TASK INSTRUCTIONS
Return the number of lines holding "Derecho", with nothing added.

-*-

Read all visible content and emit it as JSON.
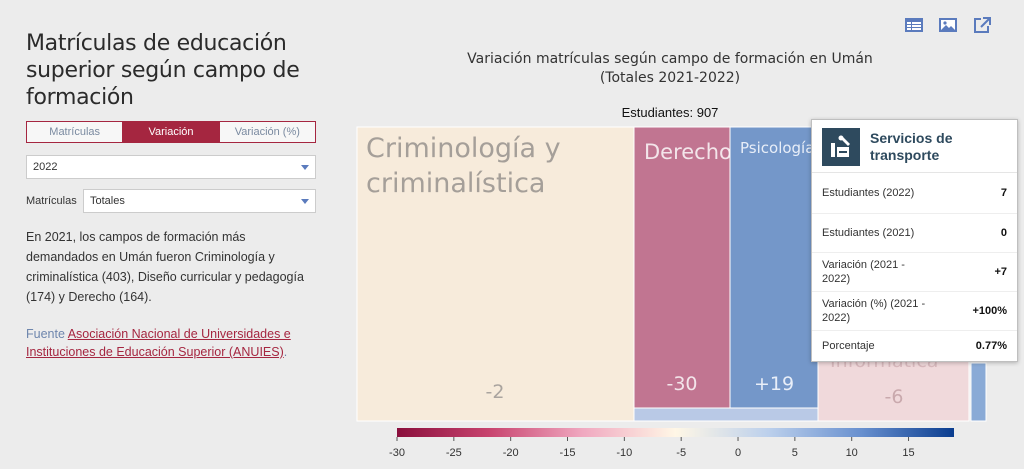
{
  "left": {
    "title": "Matrículas de educación superior según campo de formación",
    "tabs": [
      "Matrículas",
      "Variación",
      "Variación (%)"
    ],
    "active_tab": 1,
    "year_select": "2022",
    "matriculas_label": "Matrículas",
    "matriculas_select": "Totales",
    "description": "En 2021, los campos de formación más demandados en Umán fueron Criminología y criminalística (403), Diseño curricular y pedagogía (174) y Derecho (164).",
    "source_label": "Fuente",
    "source_link": "Asociación Nacional de Universidades e Instituciones de Educación Superior (ANUIES)",
    "source_end": "."
  },
  "toolbar_icons": [
    "table-icon",
    "image-icon",
    "external-link-icon"
  ],
  "chart_data": {
    "type": "treemap",
    "title_line1": "Variación matrículas según campo de formación en Umán",
    "title_line2": "(Totales 2021-2022)",
    "total_label": "Estudiantes: 907",
    "nodes": [
      {
        "name": "Criminología y criminalística",
        "value_label": "-2",
        "variation": -2,
        "color": "#f7ebdb"
      },
      {
        "name": "Derecho",
        "value_label": "-30",
        "variation": -30,
        "color": "#c17591"
      },
      {
        "name": "Psicología",
        "value_label": "+19",
        "variation": 19,
        "color": "#7497c9"
      },
      {
        "name": "Informática",
        "value_label": "-6",
        "variation": -6,
        "color": "#f0d9db"
      },
      {
        "name": "",
        "value_label": "",
        "variation": 8,
        "color": "#b9c9e6"
      },
      {
        "name": "Servicios de transporte",
        "value_label": "",
        "variation": 7,
        "color": "#8aaad6"
      }
    ],
    "colorscale": {
      "min": -30,
      "max": 19,
      "ticks": [
        -30,
        -25,
        -20,
        -15,
        -10,
        -5,
        0,
        5,
        10,
        15
      ],
      "colors": [
        "#8a0f3c",
        "#c8446f",
        "#f0a8c0",
        "#fff7e6",
        "#bcd0ec",
        "#6890cf",
        "#0a3d8f"
      ]
    },
    "tooltip": {
      "title": "Servicios de transporte",
      "rows": [
        {
          "label": "Estudiantes (2022)",
          "value": "7"
        },
        {
          "label": "Estudiantes (2021)",
          "value": "0"
        },
        {
          "label": "Variación (2021 - 2022)",
          "value": "+7"
        },
        {
          "label": "Variación (%) (2021 - 2022)",
          "value": "+100%"
        },
        {
          "label": "Porcentaje",
          "value": "0.77%"
        }
      ]
    }
  }
}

-*-

WRITTEN ANSWER
2